Data:
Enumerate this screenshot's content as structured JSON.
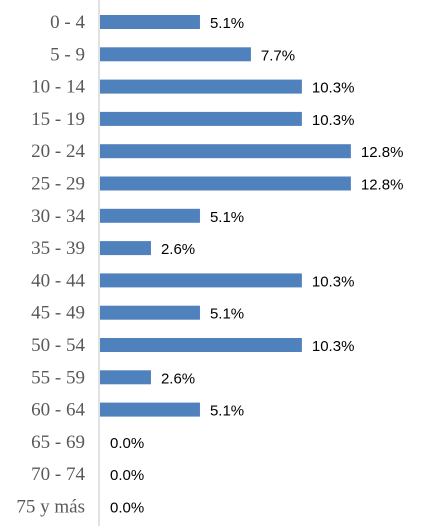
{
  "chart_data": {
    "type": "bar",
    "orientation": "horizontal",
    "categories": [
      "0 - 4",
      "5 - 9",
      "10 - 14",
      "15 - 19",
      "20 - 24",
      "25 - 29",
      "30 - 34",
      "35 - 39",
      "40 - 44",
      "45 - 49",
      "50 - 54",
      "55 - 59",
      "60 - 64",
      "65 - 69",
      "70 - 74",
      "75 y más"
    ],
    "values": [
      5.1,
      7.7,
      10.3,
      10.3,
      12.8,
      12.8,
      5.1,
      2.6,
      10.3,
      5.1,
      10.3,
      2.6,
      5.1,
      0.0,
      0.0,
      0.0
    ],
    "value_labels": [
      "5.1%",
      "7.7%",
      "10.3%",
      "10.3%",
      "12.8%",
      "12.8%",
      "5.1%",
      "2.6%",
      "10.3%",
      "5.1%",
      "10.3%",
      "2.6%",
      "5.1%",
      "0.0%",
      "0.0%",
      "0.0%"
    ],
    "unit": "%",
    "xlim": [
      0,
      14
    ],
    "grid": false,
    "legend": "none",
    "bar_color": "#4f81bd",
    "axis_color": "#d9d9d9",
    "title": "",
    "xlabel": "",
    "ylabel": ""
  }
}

Stated goal: All preceding records should be duplicated verbatim, images excepted.

Completed task:
Enumerate this screenshot's content as structured JSON.
{
  "chart_data": {
    "type": "bar",
    "orientation": "horizontal",
    "categories": [
      "0 - 4",
      "5 - 9",
      "10 - 14",
      "15 - 19",
      "20 - 24",
      "25 - 29",
      "30 - 34",
      "35 - 39",
      "40 - 44",
      "45 - 49",
      "50 - 54",
      "55 - 59",
      "60 - 64",
      "65 - 69",
      "70 - 74",
      "75 y más"
    ],
    "values": [
      5.1,
      7.7,
      10.3,
      10.3,
      12.8,
      12.8,
      5.1,
      2.6,
      10.3,
      5.1,
      10.3,
      2.6,
      5.1,
      0.0,
      0.0,
      0.0
    ],
    "value_labels": [
      "5.1%",
      "7.7%",
      "10.3%",
      "10.3%",
      "12.8%",
      "12.8%",
      "5.1%",
      "2.6%",
      "10.3%",
      "5.1%",
      "10.3%",
      "2.6%",
      "5.1%",
      "0.0%",
      "0.0%",
      "0.0%"
    ],
    "unit": "%",
    "xlim": [
      0,
      14
    ],
    "grid": false,
    "legend": "none",
    "bar_color": "#4f81bd",
    "axis_color": "#d9d9d9",
    "title": "",
    "xlabel": "",
    "ylabel": ""
  }
}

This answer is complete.